*SUPPLIED RECORDS*
☆ ☆ ☆ ☆
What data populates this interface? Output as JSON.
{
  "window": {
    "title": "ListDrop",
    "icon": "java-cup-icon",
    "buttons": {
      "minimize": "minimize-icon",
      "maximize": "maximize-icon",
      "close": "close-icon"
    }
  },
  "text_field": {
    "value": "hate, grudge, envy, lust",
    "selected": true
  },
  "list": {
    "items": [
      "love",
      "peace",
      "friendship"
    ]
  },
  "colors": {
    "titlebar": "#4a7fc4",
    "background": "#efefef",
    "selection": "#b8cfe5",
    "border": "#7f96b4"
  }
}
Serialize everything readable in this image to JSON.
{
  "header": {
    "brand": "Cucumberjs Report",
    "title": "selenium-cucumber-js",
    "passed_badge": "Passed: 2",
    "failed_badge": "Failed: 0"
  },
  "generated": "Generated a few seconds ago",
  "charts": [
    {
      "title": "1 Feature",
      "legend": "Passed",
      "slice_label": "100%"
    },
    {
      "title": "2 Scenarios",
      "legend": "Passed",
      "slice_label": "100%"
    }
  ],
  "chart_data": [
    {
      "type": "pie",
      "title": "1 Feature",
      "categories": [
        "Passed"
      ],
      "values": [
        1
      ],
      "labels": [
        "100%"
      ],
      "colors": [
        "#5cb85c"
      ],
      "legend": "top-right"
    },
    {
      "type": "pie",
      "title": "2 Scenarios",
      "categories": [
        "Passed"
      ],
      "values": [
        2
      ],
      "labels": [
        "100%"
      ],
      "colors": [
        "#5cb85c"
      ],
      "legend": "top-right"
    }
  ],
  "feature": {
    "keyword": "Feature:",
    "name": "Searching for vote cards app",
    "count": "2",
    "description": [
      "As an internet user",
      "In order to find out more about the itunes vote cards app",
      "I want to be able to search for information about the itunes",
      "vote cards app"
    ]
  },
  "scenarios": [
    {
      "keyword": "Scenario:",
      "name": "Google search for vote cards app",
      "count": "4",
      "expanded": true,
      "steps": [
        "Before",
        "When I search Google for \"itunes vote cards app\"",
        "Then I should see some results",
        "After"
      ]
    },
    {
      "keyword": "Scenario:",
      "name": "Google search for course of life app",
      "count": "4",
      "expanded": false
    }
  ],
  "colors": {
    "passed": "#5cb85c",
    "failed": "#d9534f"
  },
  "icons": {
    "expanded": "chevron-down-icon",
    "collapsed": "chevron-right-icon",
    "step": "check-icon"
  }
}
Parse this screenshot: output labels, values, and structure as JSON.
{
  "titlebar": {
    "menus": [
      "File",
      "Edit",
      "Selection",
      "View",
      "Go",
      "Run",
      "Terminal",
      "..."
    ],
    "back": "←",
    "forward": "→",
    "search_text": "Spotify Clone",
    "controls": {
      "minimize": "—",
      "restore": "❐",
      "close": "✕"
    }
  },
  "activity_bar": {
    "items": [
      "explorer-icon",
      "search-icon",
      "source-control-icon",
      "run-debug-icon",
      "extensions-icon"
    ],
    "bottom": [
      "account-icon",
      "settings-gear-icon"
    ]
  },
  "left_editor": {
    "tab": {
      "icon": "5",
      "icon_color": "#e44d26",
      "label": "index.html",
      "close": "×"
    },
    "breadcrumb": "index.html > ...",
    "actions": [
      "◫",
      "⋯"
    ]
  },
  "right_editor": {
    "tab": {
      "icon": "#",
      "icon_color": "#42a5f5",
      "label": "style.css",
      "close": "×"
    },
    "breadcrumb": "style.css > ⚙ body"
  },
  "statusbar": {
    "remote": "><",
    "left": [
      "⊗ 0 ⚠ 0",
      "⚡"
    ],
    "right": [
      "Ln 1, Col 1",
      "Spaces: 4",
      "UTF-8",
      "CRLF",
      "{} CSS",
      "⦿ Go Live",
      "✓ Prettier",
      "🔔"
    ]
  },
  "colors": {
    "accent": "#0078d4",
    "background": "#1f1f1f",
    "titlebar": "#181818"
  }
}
☆ ☆ ☆ ☆
How many lines in the entries contain the string "itunes"? Answer with the number only.

3